### Goal
Quote every line of the data below as it stands, omitting pictures.

(Figure data in JSON)
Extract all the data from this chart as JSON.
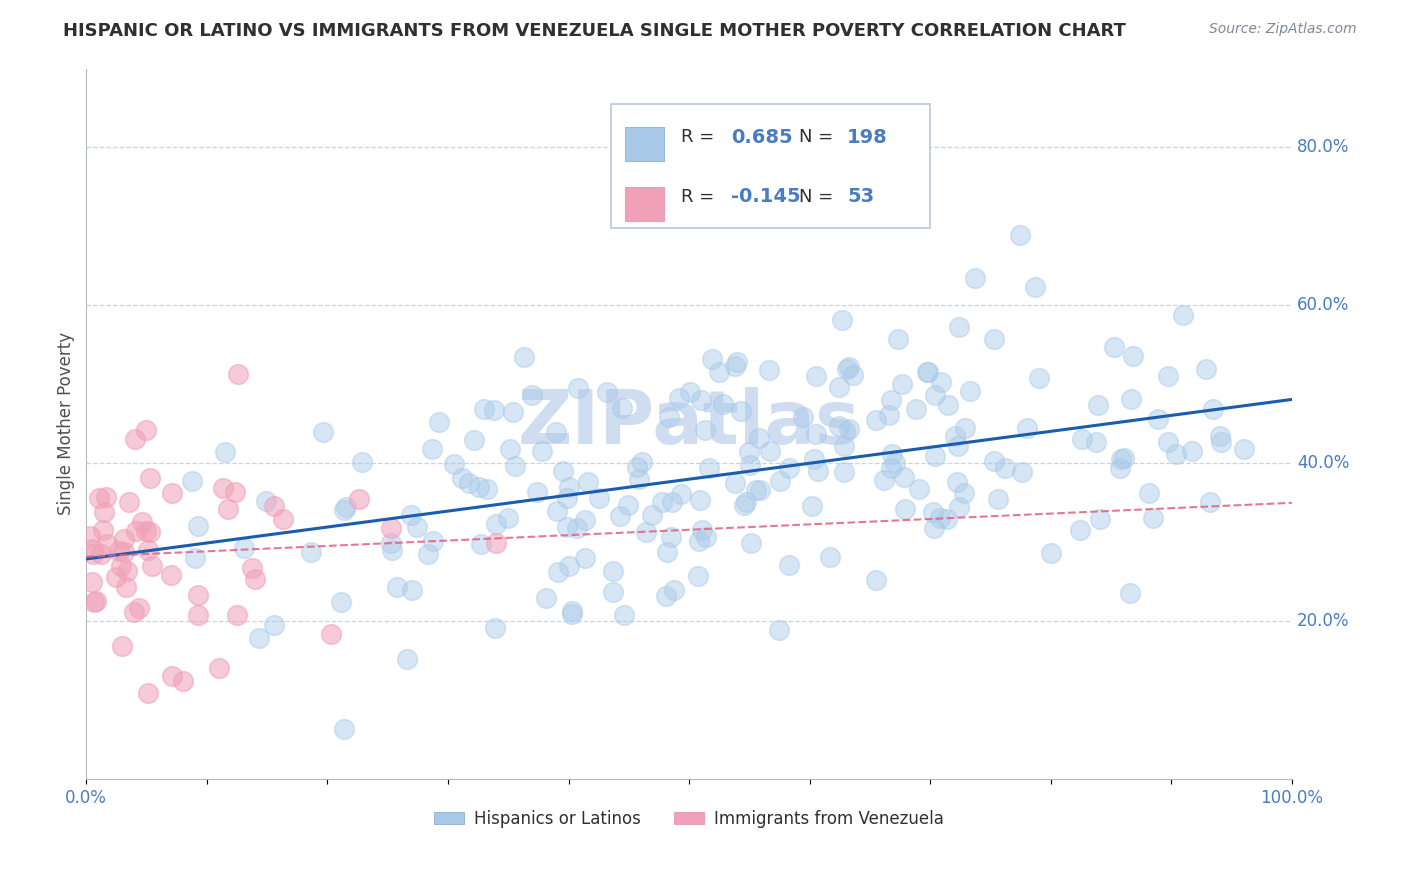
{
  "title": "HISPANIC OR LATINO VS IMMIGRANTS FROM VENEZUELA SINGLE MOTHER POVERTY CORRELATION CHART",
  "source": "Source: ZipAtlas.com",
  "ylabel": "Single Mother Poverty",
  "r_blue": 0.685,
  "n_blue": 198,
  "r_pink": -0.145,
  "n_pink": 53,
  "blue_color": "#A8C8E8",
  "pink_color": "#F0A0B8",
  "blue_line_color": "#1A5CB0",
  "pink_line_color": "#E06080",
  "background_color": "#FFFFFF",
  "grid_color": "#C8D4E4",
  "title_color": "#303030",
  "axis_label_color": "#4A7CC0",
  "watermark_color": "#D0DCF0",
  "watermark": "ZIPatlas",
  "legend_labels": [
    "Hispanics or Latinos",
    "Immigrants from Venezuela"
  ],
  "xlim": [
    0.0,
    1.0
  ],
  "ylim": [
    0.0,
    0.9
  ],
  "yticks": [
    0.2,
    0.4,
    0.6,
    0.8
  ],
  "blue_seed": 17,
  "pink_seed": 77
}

### Result of this task
Extract all the data from this chart as JSON.
{
  "title": "HISPANIC OR LATINO VS IMMIGRANTS FROM VENEZUELA SINGLE MOTHER POVERTY CORRELATION CHART",
  "source": "Source: ZipAtlas.com",
  "ylabel": "Single Mother Poverty",
  "r_blue": 0.685,
  "n_blue": 198,
  "r_pink": -0.145,
  "n_pink": 53,
  "blue_color": "#A8C8E8",
  "pink_color": "#F0A0B8",
  "blue_line_color": "#1A5CB0",
  "pink_line_color": "#E06080",
  "background_color": "#FFFFFF",
  "grid_color": "#C8D4E4",
  "title_color": "#303030",
  "axis_label_color": "#4A7CC0",
  "watermark_color": "#D0DCF0",
  "watermark": "ZIPatlas",
  "legend_labels": [
    "Hispanics or Latinos",
    "Immigrants from Venezuela"
  ],
  "xlim": [
    0.0,
    1.0
  ],
  "ylim": [
    0.0,
    0.9
  ],
  "yticks": [
    0.2,
    0.4,
    0.6,
    0.8
  ],
  "blue_seed": 17,
  "pink_seed": 77
}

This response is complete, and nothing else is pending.